The request: Reproduce the records that follow in full, excluding any picture they contain.

Record excerpts:
----------

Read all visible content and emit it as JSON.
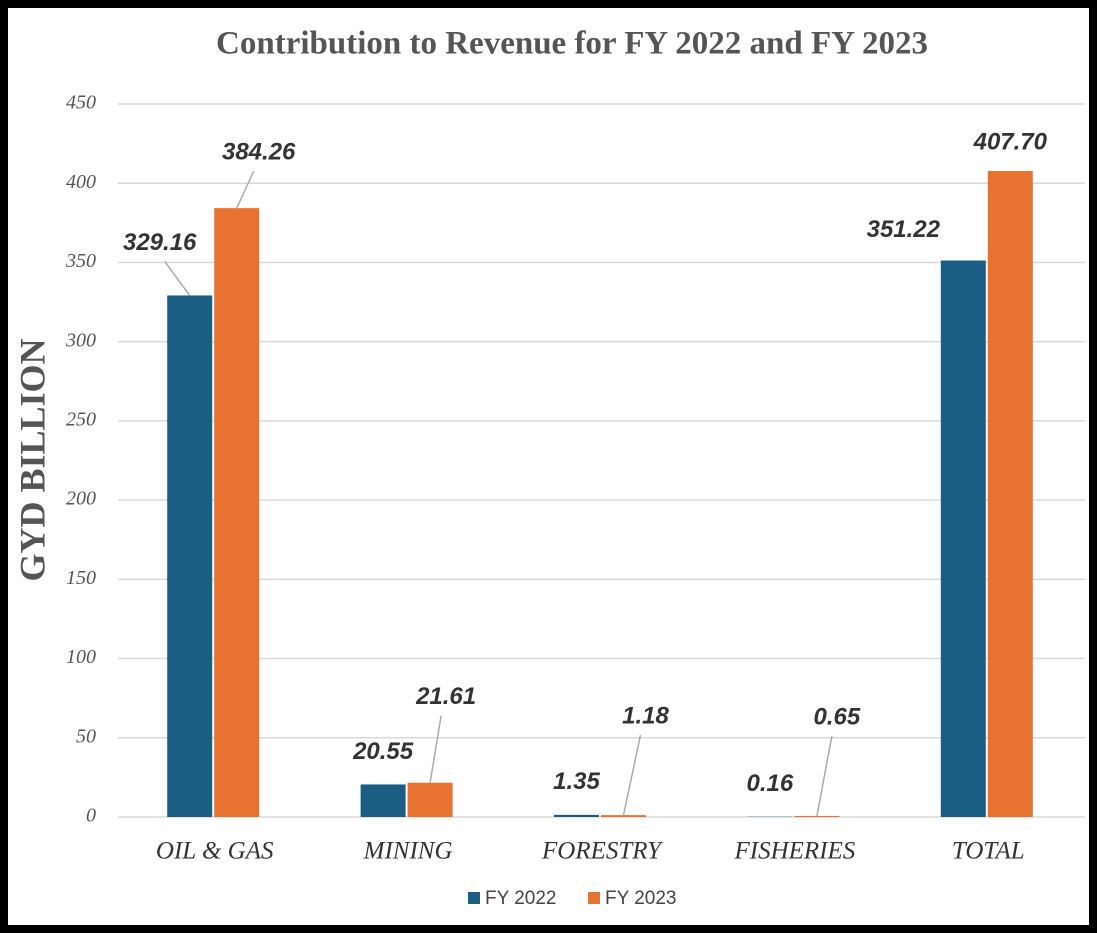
{
  "chart_data": {
    "type": "bar",
    "title": "Contribution to Revenue for FY 2022 and FY 2023",
    "y_axis_label": "GYD BILLION",
    "categories": [
      "OIL & GAS",
      "MINING",
      "FORESTRY",
      "FISHERIES",
      "TOTAL"
    ],
    "series": [
      {
        "name": "FY 2022",
        "color": "#1b5e83",
        "values": [
          329.16,
          20.55,
          1.35,
          0.16,
          351.22
        ],
        "value_labels": [
          "329.16",
          "20.55",
          "1.35",
          "0.16",
          "351.22"
        ]
      },
      {
        "name": "FY 2023",
        "color": "#e8722f",
        "values": [
          384.26,
          21.61,
          1.18,
          0.65,
          407.7
        ],
        "value_labels": [
          "384.26",
          "21.61",
          "1.18",
          "0.65",
          "407.70"
        ]
      }
    ],
    "ylim": [
      0,
      450
    ],
    "yticks": [
      0,
      50,
      100,
      150,
      200,
      250,
      300,
      350,
      400,
      450
    ],
    "grid": true,
    "legend": "bottom"
  }
}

----------

Answer below:
Read all visible content and emit it as JSON.
{
  "chart_data": {
    "type": "bar",
    "title": "Contribution to Revenue for FY 2022 and FY 2023",
    "y_axis_label": "GYD BILLION",
    "categories": [
      "OIL & GAS",
      "MINING",
      "FORESTRY",
      "FISHERIES",
      "TOTAL"
    ],
    "series": [
      {
        "name": "FY 2022",
        "color": "#1b5e83",
        "values": [
          329.16,
          20.55,
          1.35,
          0.16,
          351.22
        ],
        "value_labels": [
          "329.16",
          "20.55",
          "1.35",
          "0.16",
          "351.22"
        ]
      },
      {
        "name": "FY 2023",
        "color": "#e8722f",
        "values": [
          384.26,
          21.61,
          1.18,
          0.65,
          407.7
        ],
        "value_labels": [
          "384.26",
          "21.61",
          "1.18",
          "0.65",
          "407.70"
        ]
      }
    ],
    "ylim": [
      0,
      450
    ],
    "yticks": [
      0,
      50,
      100,
      150,
      200,
      250,
      300,
      350,
      400,
      450
    ],
    "grid": true,
    "legend": "bottom"
  }
}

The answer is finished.